● Task description:
Using the data below, copy each line that includes the word "from".

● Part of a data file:
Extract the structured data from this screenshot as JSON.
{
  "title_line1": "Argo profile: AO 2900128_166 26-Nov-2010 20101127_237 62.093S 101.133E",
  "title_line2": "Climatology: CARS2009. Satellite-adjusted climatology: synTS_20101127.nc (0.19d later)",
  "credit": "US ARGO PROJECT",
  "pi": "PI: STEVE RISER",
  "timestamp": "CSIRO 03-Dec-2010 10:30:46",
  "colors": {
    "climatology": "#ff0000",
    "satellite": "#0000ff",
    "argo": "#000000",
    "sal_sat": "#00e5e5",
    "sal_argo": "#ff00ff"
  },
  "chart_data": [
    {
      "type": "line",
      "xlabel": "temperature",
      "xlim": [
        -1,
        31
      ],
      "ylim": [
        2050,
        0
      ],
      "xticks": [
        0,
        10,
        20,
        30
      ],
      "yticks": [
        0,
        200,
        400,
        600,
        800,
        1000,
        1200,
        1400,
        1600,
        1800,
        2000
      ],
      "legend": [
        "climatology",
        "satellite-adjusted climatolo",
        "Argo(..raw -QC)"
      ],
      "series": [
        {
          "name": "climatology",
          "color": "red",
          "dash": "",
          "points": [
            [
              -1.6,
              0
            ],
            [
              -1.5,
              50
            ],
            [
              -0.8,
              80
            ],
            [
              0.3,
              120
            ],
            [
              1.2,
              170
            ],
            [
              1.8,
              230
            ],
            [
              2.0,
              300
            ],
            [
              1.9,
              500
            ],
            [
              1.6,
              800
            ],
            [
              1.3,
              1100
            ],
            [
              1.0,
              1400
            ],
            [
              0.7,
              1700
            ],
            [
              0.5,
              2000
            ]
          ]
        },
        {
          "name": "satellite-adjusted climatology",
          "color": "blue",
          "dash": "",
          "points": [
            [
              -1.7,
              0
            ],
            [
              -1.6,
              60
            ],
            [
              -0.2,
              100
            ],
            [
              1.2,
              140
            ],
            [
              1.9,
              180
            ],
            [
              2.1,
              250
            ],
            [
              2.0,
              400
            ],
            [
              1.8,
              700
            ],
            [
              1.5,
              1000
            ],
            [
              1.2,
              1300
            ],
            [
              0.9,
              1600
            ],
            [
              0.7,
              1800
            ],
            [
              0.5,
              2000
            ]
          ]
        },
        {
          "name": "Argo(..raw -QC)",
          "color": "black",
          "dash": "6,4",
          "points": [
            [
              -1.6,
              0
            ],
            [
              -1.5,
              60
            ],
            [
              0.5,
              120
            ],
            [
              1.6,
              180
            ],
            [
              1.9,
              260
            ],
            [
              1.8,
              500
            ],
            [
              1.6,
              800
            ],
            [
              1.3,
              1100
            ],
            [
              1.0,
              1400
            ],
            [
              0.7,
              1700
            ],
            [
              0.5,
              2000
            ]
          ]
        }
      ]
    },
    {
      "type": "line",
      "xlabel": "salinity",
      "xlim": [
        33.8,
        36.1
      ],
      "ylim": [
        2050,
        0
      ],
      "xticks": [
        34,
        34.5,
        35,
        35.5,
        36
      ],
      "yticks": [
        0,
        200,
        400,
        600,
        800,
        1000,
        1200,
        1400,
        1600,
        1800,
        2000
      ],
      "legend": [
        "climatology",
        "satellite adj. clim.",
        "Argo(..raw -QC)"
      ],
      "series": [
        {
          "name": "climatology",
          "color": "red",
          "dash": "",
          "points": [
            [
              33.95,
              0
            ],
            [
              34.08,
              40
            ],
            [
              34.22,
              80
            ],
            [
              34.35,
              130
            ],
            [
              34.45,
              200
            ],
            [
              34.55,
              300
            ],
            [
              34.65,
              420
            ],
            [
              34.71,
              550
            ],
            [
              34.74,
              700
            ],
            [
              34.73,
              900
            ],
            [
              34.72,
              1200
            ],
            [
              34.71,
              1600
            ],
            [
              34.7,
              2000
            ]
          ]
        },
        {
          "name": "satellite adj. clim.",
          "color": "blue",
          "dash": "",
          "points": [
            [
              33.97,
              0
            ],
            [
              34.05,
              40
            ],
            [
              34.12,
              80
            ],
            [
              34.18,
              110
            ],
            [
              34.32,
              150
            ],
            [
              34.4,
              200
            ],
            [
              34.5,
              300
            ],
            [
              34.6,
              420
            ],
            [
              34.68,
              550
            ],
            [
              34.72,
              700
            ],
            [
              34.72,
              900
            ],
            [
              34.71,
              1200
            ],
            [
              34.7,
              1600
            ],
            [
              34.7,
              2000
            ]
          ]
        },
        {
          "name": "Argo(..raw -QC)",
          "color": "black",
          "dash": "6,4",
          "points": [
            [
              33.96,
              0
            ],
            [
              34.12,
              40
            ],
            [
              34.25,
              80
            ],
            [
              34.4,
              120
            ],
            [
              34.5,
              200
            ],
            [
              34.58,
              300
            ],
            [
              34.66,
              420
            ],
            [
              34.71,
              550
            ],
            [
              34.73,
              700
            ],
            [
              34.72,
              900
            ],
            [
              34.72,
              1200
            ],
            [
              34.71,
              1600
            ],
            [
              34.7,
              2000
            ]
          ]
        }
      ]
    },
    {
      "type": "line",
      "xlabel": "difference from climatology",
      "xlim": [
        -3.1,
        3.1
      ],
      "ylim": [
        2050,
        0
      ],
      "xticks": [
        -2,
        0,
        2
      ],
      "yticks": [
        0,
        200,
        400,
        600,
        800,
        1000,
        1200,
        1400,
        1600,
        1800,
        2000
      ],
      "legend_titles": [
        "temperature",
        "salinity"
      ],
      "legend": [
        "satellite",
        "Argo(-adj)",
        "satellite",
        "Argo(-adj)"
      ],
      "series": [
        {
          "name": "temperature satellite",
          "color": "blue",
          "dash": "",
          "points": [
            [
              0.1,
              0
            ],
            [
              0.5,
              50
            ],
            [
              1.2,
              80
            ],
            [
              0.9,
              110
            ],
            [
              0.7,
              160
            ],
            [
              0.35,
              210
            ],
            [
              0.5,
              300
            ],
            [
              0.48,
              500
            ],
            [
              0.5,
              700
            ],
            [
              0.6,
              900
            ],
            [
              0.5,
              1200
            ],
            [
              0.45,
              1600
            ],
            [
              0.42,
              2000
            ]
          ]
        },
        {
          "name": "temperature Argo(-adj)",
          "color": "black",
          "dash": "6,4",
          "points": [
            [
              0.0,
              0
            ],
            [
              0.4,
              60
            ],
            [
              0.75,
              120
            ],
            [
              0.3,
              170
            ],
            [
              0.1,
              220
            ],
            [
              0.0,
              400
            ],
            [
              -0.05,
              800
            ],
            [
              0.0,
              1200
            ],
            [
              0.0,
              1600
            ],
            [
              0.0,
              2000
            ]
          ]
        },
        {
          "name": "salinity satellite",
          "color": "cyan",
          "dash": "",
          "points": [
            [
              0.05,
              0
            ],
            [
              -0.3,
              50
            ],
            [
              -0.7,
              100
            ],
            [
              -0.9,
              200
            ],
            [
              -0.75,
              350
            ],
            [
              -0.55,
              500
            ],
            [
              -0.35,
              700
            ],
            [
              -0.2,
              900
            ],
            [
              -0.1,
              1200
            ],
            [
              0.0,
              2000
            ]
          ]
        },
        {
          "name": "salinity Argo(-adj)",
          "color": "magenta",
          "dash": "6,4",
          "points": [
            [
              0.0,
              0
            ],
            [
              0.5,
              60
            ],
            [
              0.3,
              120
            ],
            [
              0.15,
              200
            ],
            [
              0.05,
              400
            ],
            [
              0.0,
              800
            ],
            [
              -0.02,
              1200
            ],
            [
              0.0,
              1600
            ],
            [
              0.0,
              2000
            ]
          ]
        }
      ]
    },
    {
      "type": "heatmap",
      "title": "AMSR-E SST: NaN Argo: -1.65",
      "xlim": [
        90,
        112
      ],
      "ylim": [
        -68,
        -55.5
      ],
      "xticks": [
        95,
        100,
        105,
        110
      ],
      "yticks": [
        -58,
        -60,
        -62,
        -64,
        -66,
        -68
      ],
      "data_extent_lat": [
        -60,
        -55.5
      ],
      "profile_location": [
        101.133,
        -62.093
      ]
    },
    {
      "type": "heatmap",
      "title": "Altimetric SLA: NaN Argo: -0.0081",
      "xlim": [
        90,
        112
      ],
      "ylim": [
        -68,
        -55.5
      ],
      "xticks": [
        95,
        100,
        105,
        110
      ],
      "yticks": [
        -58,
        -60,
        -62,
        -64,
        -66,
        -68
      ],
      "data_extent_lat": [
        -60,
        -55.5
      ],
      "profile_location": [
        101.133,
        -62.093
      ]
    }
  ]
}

● Solved problem:
Extract the structured data from this screenshot as JSON.
      "xlabel": "difference from climatology",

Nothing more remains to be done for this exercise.